* What you will do:
Filter for the word "JSON" and keep each matching line.

* Records for this task:
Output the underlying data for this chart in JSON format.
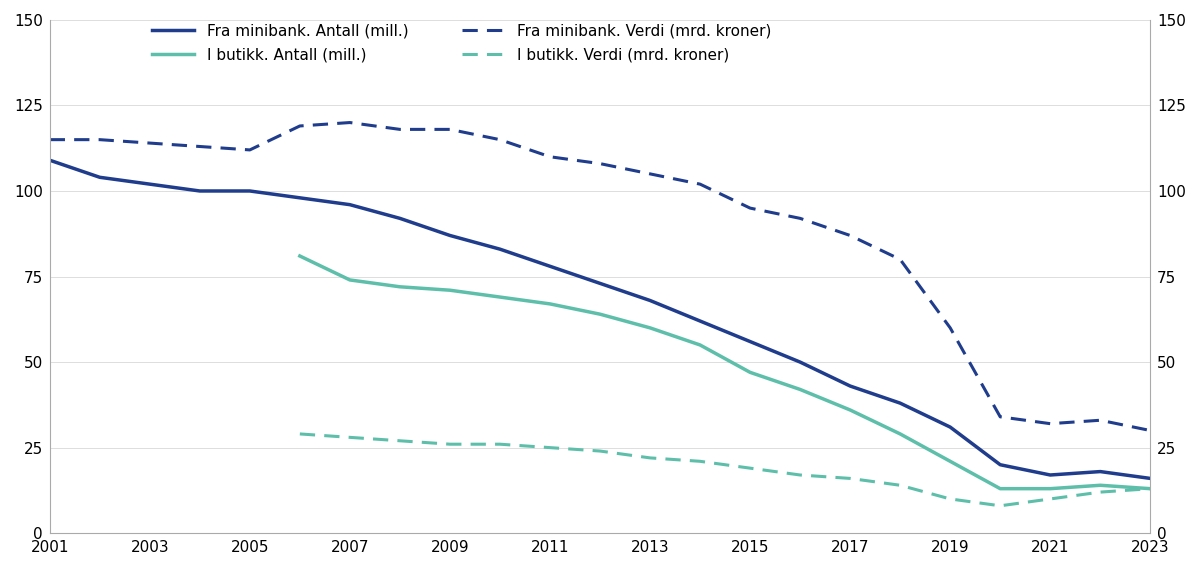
{
  "years": [
    2001,
    2002,
    2003,
    2004,
    2005,
    2006,
    2007,
    2008,
    2009,
    2010,
    2011,
    2012,
    2013,
    2014,
    2015,
    2016,
    2017,
    2018,
    2019,
    2020,
    2021,
    2022,
    2023
  ],
  "minibank_antall": [
    109,
    104,
    102,
    100,
    100,
    98,
    96,
    92,
    87,
    83,
    78,
    73,
    68,
    62,
    56,
    50,
    43,
    38,
    31,
    20,
    17,
    18,
    16
  ],
  "minibank_verdi": [
    115,
    115,
    114,
    113,
    112,
    119,
    120,
    118,
    118,
    115,
    110,
    108,
    105,
    102,
    95,
    92,
    87,
    80,
    60,
    34,
    32,
    33,
    30
  ],
  "butikk_antall": [
    null,
    null,
    null,
    null,
    null,
    81,
    74,
    72,
    71,
    69,
    67,
    64,
    60,
    55,
    47,
    42,
    36,
    29,
    21,
    13,
    13,
    14,
    13
  ],
  "butikk_verdi": [
    null,
    null,
    null,
    null,
    null,
    29,
    28,
    27,
    26,
    26,
    25,
    24,
    22,
    21,
    19,
    17,
    16,
    14,
    10,
    8,
    10,
    12,
    13
  ],
  "minibank_color": "#1f3d8c",
  "butikk_color": "#5dbfaa",
  "ylim": [
    0,
    150
  ],
  "yticks": [
    0,
    25,
    50,
    75,
    100,
    125,
    150
  ],
  "xticks": [
    2001,
    2003,
    2005,
    2007,
    2009,
    2011,
    2013,
    2015,
    2017,
    2019,
    2021,
    2023
  ],
  "legend_minibank_antall": "Fra minibank. Antall (mill.)",
  "legend_minibank_verdi": "Fra minibank. Verdi (mrd. kroner)",
  "legend_butikk_antall": "I butikk. Antall (mill.)",
  "legend_butikk_verdi": "I butikk. Verdi (mrd. kroner)",
  "linewidth_solid": 2.5,
  "linewidth_dashed": 2.2,
  "spine_color": "#aaaaaa",
  "grid_color": "#dddddd"
}
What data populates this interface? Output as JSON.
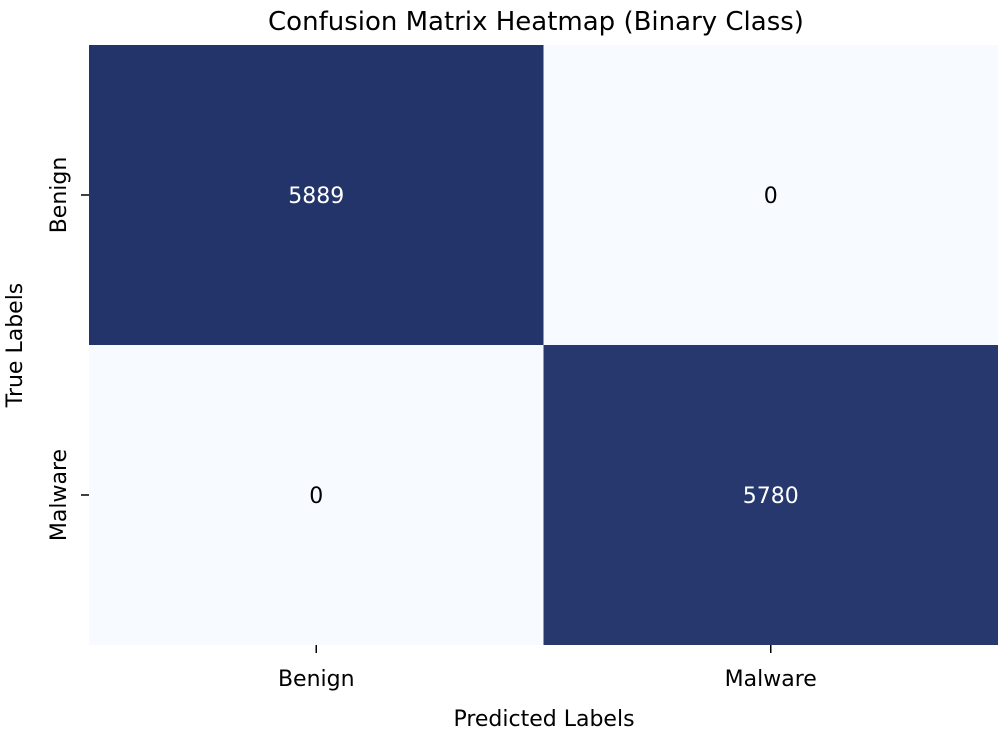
{
  "chart_data": {
    "type": "heatmap",
    "title": "Confusion Matrix Heatmap (Binary Class)",
    "xlabel": "Predicted Labels",
    "ylabel": "True Labels",
    "x_categories": [
      "Benign",
      "Malware"
    ],
    "y_categories": [
      "Benign",
      "Malware"
    ],
    "values": [
      [
        5889,
        0
      ],
      [
        0,
        5780
      ]
    ],
    "colormap": {
      "low": "#f7fbff",
      "high": "#22346a"
    },
    "annotation_colors": {
      "on_dark": "#ffffff",
      "on_light": "#000000"
    },
    "colorbar": false,
    "grid": false
  }
}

* Complete response:
Output the underlying data for this chart in JSON format.
What data populates this interface? Output as JSON.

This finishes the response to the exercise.